Instruction: Print every entry exactly as written.

Given data:

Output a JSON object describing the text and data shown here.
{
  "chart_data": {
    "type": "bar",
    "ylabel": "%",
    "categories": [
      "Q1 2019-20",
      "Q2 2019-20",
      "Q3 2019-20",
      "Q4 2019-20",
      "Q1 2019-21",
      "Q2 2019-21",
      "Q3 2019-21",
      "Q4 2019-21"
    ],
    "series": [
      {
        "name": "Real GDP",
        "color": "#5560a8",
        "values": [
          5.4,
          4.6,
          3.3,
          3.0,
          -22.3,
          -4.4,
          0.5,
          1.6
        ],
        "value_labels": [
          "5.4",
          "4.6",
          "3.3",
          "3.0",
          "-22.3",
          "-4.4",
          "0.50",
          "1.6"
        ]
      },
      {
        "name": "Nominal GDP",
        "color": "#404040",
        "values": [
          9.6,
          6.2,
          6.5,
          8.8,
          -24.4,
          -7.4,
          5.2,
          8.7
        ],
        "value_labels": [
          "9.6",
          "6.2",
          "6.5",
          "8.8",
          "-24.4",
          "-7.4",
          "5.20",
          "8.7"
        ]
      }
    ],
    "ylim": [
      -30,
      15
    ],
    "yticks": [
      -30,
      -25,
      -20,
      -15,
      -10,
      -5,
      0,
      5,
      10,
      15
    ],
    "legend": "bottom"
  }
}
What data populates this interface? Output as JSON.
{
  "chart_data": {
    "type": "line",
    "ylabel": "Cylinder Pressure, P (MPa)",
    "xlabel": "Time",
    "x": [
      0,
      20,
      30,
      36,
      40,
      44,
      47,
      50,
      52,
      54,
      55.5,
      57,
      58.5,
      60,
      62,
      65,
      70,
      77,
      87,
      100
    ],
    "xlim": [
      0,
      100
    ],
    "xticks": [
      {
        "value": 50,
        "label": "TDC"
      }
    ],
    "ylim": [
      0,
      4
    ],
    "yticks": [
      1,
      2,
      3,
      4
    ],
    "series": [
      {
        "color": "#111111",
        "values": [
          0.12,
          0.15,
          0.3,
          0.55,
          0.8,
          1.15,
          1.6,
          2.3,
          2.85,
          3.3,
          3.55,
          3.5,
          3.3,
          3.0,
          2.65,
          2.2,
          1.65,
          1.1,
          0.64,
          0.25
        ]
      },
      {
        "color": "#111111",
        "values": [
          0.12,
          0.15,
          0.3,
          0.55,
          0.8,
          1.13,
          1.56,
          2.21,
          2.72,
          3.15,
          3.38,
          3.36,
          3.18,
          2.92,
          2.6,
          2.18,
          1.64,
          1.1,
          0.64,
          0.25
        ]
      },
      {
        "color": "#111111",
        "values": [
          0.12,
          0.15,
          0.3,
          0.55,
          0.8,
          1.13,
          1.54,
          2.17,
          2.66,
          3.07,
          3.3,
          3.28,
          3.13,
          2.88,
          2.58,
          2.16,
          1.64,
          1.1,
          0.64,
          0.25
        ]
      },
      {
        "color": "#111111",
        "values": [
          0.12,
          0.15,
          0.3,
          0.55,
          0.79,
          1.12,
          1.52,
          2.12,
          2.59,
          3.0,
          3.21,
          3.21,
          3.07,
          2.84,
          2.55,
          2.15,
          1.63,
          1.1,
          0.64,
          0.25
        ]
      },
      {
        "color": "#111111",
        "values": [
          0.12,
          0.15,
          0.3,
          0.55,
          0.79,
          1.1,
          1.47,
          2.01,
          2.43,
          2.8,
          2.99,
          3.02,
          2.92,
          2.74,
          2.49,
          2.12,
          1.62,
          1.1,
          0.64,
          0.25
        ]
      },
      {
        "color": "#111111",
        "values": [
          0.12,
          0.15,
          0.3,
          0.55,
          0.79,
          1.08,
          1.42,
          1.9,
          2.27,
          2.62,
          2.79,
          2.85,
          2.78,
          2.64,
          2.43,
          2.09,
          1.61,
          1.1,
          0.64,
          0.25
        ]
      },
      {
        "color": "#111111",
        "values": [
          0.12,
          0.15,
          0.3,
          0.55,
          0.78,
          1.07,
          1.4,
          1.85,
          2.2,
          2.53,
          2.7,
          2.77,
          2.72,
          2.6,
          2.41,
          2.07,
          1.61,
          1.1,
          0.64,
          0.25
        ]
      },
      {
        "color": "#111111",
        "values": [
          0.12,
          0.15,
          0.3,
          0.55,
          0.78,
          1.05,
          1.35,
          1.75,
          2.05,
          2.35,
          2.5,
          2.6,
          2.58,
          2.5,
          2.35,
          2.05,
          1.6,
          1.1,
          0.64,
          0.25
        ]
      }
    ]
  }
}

Output of the task:
Output a JSON object describing the text and data shown here.
{
  "chart_data": {
    "type": "bar",
    "ylabel": "%",
    "categories": [
      "Q1 2019-20",
      "Q2 2019-20",
      "Q3 2019-20",
      "Q4 2019-20",
      "Q1 2019-21",
      "Q2 2019-21",
      "Q3 2019-21",
      "Q4 2019-21"
    ],
    "series": [
      {
        "name": "Real GDP",
        "color": "#5560a8",
        "values": [
          5.4,
          4.6,
          3.3,
          3.0,
          -22.3,
          -4.4,
          0.5,
          1.6
        ],
        "value_labels": [
          "5.4",
          "4.6",
          "3.3",
          "3.0",
          "-22.3",
          "-4.4",
          "0.50",
          "1.6"
        ]
      },
      {
        "name": "Nominal GDP",
        "color": "#404040",
        "values": [
          9.6,
          6.2,
          6.5,
          8.8,
          -24.4,
          -7.4,
          5.2,
          8.7
        ],
        "value_labels": [
          "9.6",
          "6.2",
          "6.5",
          "8.8",
          "-24.4",
          "-7.4",
          "5.20",
          "8.7"
        ]
      }
    ],
    "ylim": [
      -30,
      15
    ],
    "yticks": [
      -30,
      -25,
      -20,
      -15,
      -10,
      -5,
      0,
      5,
      10,
      15
    ],
    "legend": "bottom"
  }
}
What data populates this interface? Output as JSON.
{
  "chart_data": {
    "type": "line",
    "ylabel": "Cylinder Pressure, P (MPa)",
    "xlabel": "Time",
    "x": [
      0,
      20,
      30,
      36,
      40,
      44,
      47,
      50,
      52,
      54,
      55.5,
      57,
      58.5,
      60,
      62,
      65,
      70,
      77,
      87,
      100
    ],
    "xlim": [
      0,
      100
    ],
    "xticks": [
      {
        "value": 50,
        "label": "TDC"
      }
    ],
    "ylim": [
      0,
      4
    ],
    "yticks": [
      1,
      2,
      3,
      4
    ],
    "series": [
      {
        "color": "#111111",
        "values": [
          0.12,
          0.15,
          0.3,
          0.55,
          0.8,
          1.15,
          1.6,
          2.3,
          2.85,
          3.3,
          3.55,
          3.5,
          3.3,
          3.0,
          2.65,
          2.2,
          1.65,
          1.1,
          0.64,
          0.25
        ]
      },
      {
        "color": "#111111",
        "values": [
          0.12,
          0.15,
          0.3,
          0.55,
          0.8,
          1.13,
          1.56,
          2.21,
          2.72,
          3.15,
          3.38,
          3.36,
          3.18,
          2.92,
          2.6,
          2.18,
          1.64,
          1.1,
          0.64,
          0.25
        ]
      },
      {
        "color": "#111111",
        "values": [
          0.12,
          0.15,
          0.3,
          0.55,
          0.8,
          1.13,
          1.54,
          2.17,
          2.66,
          3.07,
          3.3,
          3.28,
          3.13,
          2.88,
          2.58,
          2.16,
          1.64,
          1.1,
          0.64,
          0.25
        ]
      },
      {
        "color": "#111111",
        "values": [
          0.12,
          0.15,
          0.3,
          0.55,
          0.79,
          1.12,
          1.52,
          2.12,
          2.59,
          3.0,
          3.21,
          3.21,
          3.07,
          2.84,
          2.55,
          2.15,
          1.63,
          1.1,
          0.64,
          0.25
        ]
      },
      {
        "color": "#111111",
        "values": [
          0.12,
          0.15,
          0.3,
          0.55,
          0.79,
          1.1,
          1.47,
          2.01,
          2.43,
          2.8,
          2.99,
          3.02,
          2.92,
          2.74,
          2.49,
          2.12,
          1.62,
          1.1,
          0.64,
          0.25
        ]
      },
      {
        "color": "#111111",
        "values": [
          0.12,
          0.15,
          0.3,
          0.55,
          0.79,
          1.08,
          1.42,
          1.9,
          2.27,
          2.62,
          2.79,
          2.85,
          2.78,
          2.64,
          2.43,
          2.09,
          1.61,
          1.1,
          0.64,
          0.25
        ]
      },
      {
        "color": "#111111",
        "values": [
          0.12,
          0.15,
          0.3,
          0.55,
          0.78,
          1.07,
          1.4,
          1.85,
          2.2,
          2.53,
          2.7,
          2.77,
          2.72,
          2.6,
          2.41,
          2.07,
          1.61,
          1.1,
          0.64,
          0.25
        ]
      },
      {
        "color": "#111111",
        "values": [
          0.12,
          0.15,
          0.3,
          0.55,
          0.78,
          1.05,
          1.35,
          1.75,
          2.05,
          2.35,
          2.5,
          2.6,
          2.58,
          2.5,
          2.35,
          2.05,
          1.6,
          1.1,
          0.64,
          0.25
        ]
      }
    ]
  }
}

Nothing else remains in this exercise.